> [Provided entries]:
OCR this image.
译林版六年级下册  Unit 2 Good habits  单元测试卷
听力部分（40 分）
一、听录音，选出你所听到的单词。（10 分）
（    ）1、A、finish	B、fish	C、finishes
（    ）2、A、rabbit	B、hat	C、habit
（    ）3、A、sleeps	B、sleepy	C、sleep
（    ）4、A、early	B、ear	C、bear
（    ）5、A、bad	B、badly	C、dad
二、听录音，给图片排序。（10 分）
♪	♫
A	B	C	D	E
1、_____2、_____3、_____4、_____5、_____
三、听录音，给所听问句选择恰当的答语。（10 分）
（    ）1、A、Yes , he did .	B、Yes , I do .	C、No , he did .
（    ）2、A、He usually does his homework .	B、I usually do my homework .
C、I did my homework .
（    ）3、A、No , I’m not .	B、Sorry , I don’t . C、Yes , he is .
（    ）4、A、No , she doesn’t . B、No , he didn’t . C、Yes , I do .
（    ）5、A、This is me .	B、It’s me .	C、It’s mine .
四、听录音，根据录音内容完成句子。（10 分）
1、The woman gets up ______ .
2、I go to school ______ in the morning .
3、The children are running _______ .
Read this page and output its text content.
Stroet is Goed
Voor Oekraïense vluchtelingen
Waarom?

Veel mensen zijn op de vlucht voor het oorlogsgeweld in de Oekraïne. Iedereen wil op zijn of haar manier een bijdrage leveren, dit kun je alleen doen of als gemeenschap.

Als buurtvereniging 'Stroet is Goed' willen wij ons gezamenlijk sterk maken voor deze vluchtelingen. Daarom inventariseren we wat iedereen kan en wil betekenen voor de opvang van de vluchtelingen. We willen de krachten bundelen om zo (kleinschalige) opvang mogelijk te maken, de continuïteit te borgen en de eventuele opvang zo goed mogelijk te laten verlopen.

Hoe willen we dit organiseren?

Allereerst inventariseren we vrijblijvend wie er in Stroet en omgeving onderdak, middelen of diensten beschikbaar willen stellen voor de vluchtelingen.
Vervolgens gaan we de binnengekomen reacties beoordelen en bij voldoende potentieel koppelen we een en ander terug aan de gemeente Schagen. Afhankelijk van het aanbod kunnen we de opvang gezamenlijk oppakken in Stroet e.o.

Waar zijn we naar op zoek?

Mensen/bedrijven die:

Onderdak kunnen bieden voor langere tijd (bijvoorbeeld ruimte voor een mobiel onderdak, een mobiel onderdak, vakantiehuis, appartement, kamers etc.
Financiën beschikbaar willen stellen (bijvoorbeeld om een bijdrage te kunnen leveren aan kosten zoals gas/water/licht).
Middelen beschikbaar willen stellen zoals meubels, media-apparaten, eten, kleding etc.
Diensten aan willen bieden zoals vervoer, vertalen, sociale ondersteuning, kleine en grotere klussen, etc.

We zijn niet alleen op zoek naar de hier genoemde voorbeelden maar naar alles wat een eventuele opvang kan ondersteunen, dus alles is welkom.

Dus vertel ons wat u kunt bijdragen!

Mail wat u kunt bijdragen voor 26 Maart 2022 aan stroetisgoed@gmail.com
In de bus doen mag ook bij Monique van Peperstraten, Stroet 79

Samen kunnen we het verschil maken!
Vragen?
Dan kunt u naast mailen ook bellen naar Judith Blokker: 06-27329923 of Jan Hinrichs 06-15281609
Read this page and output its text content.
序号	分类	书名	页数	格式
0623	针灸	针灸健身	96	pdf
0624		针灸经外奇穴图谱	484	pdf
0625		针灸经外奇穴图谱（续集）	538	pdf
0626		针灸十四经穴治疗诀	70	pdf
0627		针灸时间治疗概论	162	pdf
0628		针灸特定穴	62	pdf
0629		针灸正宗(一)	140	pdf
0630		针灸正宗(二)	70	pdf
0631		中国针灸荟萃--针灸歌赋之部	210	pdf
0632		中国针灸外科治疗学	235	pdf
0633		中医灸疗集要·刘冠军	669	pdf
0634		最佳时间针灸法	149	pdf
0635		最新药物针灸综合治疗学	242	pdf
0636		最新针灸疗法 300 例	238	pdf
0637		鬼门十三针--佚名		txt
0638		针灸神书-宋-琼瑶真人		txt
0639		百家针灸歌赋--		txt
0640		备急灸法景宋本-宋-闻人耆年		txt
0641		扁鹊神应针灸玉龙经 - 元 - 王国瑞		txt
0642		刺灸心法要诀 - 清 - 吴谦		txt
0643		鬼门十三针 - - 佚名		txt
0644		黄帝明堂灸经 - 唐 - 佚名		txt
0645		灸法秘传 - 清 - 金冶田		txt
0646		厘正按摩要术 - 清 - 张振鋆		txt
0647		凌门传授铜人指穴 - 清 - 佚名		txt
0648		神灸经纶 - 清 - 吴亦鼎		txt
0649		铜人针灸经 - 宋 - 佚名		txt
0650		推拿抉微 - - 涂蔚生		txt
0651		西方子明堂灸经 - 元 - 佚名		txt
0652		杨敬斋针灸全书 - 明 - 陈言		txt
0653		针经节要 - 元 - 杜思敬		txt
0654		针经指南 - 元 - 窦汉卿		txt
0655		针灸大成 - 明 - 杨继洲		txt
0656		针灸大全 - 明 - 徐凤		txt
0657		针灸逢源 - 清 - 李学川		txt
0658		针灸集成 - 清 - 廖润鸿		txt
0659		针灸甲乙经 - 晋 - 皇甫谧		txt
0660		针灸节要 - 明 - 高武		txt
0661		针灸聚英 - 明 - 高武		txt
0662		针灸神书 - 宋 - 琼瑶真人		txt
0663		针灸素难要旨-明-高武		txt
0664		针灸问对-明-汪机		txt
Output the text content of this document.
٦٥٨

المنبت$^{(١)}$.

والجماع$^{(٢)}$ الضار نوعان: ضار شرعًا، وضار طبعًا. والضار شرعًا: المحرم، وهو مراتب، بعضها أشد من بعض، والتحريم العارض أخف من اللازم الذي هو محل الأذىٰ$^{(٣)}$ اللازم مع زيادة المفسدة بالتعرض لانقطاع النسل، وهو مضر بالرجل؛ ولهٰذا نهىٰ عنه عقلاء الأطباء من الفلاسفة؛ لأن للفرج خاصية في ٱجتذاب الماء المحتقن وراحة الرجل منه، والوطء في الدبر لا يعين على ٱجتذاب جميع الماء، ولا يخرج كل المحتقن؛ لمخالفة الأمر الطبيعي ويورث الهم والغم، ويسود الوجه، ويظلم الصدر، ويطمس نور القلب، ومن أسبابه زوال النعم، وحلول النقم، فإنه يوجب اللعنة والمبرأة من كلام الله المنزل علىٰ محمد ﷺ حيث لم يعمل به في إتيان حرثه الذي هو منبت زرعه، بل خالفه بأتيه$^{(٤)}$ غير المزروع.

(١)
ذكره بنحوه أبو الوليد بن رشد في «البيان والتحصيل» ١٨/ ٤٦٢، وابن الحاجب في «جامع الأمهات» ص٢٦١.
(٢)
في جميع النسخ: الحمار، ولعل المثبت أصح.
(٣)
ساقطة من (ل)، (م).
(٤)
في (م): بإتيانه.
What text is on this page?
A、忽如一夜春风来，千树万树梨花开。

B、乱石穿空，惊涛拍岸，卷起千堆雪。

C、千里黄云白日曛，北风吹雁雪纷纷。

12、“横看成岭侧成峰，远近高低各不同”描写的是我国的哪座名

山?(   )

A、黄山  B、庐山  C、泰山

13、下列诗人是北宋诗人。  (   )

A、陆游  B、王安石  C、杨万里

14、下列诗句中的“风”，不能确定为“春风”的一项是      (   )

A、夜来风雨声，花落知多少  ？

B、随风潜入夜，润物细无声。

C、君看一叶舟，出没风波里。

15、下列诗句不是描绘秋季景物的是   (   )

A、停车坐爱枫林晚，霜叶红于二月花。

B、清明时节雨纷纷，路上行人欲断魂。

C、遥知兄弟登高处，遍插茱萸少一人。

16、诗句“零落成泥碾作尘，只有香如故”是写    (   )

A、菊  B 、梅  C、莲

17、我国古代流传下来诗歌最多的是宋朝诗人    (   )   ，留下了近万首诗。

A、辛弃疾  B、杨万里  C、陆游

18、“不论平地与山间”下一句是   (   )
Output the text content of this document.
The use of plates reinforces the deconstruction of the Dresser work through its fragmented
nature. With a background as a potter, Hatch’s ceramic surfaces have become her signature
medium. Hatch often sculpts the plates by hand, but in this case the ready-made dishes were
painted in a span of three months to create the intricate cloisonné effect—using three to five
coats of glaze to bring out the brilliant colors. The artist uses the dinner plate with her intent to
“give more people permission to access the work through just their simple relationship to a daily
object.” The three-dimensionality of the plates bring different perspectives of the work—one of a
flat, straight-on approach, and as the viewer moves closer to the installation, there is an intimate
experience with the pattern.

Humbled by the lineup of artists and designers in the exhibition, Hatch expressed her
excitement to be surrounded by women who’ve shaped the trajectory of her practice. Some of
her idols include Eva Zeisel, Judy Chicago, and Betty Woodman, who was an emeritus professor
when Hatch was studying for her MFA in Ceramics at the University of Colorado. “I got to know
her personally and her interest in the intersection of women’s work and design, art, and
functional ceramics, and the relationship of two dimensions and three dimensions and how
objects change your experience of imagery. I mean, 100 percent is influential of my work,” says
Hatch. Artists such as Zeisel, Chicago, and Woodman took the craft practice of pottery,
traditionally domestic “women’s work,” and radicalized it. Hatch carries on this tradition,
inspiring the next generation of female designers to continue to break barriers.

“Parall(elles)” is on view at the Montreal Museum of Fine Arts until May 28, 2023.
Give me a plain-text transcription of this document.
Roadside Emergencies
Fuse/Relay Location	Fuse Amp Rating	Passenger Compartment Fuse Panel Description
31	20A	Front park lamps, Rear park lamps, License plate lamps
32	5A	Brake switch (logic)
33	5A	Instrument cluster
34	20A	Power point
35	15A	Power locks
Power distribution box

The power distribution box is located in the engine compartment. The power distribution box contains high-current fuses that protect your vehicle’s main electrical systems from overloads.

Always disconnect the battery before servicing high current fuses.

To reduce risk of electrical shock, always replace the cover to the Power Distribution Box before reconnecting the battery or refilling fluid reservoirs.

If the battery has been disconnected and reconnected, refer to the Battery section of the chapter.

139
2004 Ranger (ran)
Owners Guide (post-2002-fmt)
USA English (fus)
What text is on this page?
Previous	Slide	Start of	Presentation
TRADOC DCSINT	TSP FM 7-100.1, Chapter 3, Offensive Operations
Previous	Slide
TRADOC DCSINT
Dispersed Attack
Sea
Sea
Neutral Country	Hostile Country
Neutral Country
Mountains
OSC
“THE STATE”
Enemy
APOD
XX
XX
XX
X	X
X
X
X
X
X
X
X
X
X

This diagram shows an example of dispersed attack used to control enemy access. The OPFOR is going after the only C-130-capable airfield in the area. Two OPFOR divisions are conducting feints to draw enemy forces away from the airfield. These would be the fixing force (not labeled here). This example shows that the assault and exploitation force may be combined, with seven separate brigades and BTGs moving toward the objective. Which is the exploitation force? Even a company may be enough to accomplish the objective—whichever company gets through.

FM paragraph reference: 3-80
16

> [Exercise]: In the entries above, how many lines contain the word "high"? Answer with the number only.

> [Task response]: 2